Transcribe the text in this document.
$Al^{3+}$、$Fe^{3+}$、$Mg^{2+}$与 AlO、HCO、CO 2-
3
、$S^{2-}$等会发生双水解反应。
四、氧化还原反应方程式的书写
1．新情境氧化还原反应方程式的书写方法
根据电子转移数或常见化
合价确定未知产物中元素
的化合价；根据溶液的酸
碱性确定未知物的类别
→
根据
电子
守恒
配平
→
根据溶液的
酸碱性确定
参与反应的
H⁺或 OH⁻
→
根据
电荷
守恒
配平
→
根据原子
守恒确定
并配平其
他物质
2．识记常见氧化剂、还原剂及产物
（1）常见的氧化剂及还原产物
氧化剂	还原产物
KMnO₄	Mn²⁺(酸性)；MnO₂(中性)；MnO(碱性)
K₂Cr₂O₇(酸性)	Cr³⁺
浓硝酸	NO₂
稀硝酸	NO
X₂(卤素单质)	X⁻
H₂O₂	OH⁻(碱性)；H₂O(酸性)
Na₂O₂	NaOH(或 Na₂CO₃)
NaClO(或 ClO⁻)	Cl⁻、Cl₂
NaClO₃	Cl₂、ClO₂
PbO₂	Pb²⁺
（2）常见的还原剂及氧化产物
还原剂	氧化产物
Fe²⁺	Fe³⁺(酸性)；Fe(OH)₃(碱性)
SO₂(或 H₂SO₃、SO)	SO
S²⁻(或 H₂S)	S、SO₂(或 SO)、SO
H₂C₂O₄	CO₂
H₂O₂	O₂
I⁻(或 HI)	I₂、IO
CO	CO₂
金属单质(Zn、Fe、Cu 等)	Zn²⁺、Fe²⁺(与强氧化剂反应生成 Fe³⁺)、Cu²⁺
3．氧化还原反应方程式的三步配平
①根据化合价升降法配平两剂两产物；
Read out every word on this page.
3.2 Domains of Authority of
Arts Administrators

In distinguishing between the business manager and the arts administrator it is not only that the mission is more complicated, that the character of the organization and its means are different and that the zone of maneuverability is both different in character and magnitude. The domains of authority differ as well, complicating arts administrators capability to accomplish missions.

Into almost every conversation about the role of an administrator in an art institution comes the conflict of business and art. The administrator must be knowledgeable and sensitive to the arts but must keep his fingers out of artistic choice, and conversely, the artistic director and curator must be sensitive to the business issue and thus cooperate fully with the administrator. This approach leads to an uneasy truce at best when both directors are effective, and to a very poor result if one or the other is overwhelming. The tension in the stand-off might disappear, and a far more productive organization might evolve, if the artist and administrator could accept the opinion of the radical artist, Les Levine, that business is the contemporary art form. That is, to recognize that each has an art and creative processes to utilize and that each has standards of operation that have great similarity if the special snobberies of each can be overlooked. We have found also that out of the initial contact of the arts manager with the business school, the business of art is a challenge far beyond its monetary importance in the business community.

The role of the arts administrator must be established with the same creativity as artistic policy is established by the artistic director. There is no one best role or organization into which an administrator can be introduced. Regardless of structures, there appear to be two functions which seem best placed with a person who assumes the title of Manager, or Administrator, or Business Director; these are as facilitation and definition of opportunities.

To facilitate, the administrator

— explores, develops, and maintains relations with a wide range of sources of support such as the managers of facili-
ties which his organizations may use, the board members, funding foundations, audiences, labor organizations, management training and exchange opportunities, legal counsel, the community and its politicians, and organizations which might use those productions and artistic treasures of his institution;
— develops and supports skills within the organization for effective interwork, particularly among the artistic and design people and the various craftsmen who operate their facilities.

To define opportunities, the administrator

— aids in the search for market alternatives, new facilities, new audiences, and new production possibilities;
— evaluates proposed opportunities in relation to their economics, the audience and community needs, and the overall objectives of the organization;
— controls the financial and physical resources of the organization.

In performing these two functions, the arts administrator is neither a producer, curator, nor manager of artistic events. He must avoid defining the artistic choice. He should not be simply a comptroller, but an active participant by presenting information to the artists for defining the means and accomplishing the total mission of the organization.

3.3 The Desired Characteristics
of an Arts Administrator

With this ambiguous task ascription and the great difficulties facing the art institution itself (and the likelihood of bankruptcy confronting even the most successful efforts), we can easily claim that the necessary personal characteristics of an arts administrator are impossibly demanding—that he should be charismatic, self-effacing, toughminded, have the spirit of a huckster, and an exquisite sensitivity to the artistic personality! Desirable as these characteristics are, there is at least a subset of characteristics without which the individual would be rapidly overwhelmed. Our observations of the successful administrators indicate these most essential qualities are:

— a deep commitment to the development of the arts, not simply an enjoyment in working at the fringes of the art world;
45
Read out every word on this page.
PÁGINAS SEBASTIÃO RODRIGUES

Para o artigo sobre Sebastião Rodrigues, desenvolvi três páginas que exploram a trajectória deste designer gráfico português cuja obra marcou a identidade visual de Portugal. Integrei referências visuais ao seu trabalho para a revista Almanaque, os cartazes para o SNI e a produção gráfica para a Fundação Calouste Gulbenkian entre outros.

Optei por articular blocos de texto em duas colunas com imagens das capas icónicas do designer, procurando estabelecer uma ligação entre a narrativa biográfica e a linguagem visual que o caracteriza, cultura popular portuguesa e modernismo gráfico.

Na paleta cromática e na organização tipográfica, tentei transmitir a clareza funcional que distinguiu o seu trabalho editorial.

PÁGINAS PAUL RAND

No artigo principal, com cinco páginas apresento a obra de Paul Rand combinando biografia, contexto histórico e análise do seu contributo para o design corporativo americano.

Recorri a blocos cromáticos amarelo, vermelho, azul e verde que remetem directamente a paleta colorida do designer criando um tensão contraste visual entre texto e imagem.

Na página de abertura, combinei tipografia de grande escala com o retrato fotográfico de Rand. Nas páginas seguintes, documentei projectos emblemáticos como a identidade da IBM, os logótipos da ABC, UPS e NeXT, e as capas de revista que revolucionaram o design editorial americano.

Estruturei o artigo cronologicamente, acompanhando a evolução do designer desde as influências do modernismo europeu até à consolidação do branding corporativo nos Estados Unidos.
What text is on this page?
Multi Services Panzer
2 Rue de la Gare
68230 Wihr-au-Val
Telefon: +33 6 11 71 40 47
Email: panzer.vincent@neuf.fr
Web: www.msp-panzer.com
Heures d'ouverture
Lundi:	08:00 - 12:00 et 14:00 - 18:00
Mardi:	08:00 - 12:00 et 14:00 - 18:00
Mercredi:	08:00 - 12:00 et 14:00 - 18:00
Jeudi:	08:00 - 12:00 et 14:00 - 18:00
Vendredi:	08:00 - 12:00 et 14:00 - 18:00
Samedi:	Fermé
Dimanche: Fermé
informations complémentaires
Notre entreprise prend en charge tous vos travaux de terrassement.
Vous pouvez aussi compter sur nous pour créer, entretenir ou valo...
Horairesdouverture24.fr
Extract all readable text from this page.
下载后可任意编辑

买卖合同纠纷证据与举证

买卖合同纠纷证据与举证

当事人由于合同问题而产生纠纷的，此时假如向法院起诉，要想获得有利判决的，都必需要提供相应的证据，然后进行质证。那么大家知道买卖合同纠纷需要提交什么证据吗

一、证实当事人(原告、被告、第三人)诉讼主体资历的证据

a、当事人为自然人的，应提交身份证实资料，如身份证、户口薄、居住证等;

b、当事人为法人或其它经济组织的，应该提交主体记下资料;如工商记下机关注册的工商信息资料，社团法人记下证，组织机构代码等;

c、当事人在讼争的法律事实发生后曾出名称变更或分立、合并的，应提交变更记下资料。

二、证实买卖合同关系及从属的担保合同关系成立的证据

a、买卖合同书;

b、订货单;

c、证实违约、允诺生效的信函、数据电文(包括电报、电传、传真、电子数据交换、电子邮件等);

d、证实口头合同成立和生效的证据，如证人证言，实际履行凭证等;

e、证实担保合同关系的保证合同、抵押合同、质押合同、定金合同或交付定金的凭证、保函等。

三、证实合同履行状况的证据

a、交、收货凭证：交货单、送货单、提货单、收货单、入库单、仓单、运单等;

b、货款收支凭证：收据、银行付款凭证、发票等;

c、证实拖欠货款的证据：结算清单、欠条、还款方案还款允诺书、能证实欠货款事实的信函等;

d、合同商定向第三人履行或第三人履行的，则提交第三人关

___

- **GOAL**
Using the material above, report each line where "capas" occurs.

- **ANSWER TO THE TASK**
Optei por articular blocos de texto em duas colunas com imagens das capas icónicas do designer, procurando estabelecer uma ligação entre a narrativa biográfica e a linguagem visual que o caracteriza, cultura popular portuguesa e modernismo gráfico.
Na página de abertura, combinei tipografia de grande escala com o retrato fotográfico de Rand. Nas páginas seguintes, documentei projectos emblemáticos como a identidade da IBM, os logótipos da ABC, UPS e NeXT, e as capas de revista que revolucionaram o design editorial americano.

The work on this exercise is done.